Source data:
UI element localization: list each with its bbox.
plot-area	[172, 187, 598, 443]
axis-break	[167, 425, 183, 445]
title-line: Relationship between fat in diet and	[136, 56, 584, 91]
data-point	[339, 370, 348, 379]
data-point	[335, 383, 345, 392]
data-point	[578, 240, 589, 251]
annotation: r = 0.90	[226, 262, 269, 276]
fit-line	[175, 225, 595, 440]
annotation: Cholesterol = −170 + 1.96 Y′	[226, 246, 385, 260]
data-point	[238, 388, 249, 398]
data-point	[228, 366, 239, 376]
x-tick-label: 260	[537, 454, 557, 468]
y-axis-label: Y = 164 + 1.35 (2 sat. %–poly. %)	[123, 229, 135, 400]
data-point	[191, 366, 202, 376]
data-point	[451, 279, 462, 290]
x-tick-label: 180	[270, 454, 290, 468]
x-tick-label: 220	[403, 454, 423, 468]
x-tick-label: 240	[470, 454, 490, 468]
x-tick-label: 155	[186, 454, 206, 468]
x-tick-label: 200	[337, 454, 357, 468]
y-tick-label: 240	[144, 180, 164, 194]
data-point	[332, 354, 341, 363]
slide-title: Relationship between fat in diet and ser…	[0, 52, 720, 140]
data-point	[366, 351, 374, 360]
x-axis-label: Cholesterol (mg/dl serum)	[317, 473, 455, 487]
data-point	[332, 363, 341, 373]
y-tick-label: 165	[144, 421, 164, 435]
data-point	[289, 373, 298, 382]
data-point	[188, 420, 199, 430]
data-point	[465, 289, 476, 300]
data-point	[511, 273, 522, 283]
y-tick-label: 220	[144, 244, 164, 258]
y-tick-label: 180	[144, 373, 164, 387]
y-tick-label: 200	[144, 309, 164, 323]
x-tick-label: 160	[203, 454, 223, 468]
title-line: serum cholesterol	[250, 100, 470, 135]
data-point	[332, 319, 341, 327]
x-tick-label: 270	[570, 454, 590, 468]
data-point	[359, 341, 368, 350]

Set exercise:
Change every "data-point" in the material above to "scatter-point", and copy out the rest of it with nothing else altered.

Answer to the exercise:
UI element localization: list each with its bbox.
plot-area	[172, 187, 598, 443]
axis-break	[167, 425, 183, 445]
title-line: Relationship between fat in diet and	[136, 56, 584, 91]
scatter-point	[339, 370, 348, 379]
scatter-point	[335, 383, 345, 392]
scatter-point	[578, 240, 589, 251]
annotation: r = 0.90	[226, 262, 269, 276]
fit-line	[175, 225, 595, 440]
annotation: Cholesterol = −170 + 1.96 Y′	[226, 246, 385, 260]
scatter-point	[238, 388, 249, 398]
scatter-point	[228, 366, 239, 376]
x-tick-label: 260	[537, 454, 557, 468]
y-axis-label: Y = 164 + 1.35 (2 sat. %–poly. %)	[123, 229, 135, 400]
scatter-point	[191, 366, 202, 376]
scatter-point	[451, 279, 462, 290]
x-tick-label: 180	[270, 454, 290, 468]
x-tick-label: 220	[403, 454, 423, 468]
x-tick-label: 240	[470, 454, 490, 468]
x-tick-label: 155	[186, 454, 206, 468]
x-tick-label: 200	[337, 454, 357, 468]
y-tick-label: 240	[144, 180, 164, 194]
scatter-point	[332, 354, 341, 363]
slide-title: Relationship between fat in diet and ser…	[0, 52, 720, 140]
scatter-point	[366, 351, 374, 360]
x-axis-label: Cholesterol (mg/dl serum)	[317, 473, 455, 487]
scatter-point	[332, 363, 341, 373]
y-tick-label: 165	[144, 421, 164, 435]
scatter-point	[289, 373, 298, 382]
scatter-point	[188, 420, 199, 430]
scatter-point	[465, 289, 476, 300]
scatter-point	[511, 273, 522, 283]
y-tick-label: 220	[144, 244, 164, 258]
y-tick-label: 180	[144, 373, 164, 387]
y-tick-label: 200	[144, 309, 164, 323]
x-tick-label: 160	[203, 454, 223, 468]
title-line: serum cholesterol	[250, 100, 470, 135]
scatter-point	[332, 319, 341, 327]
x-tick-label: 270	[570, 454, 590, 468]
scatter-point	[359, 341, 368, 350]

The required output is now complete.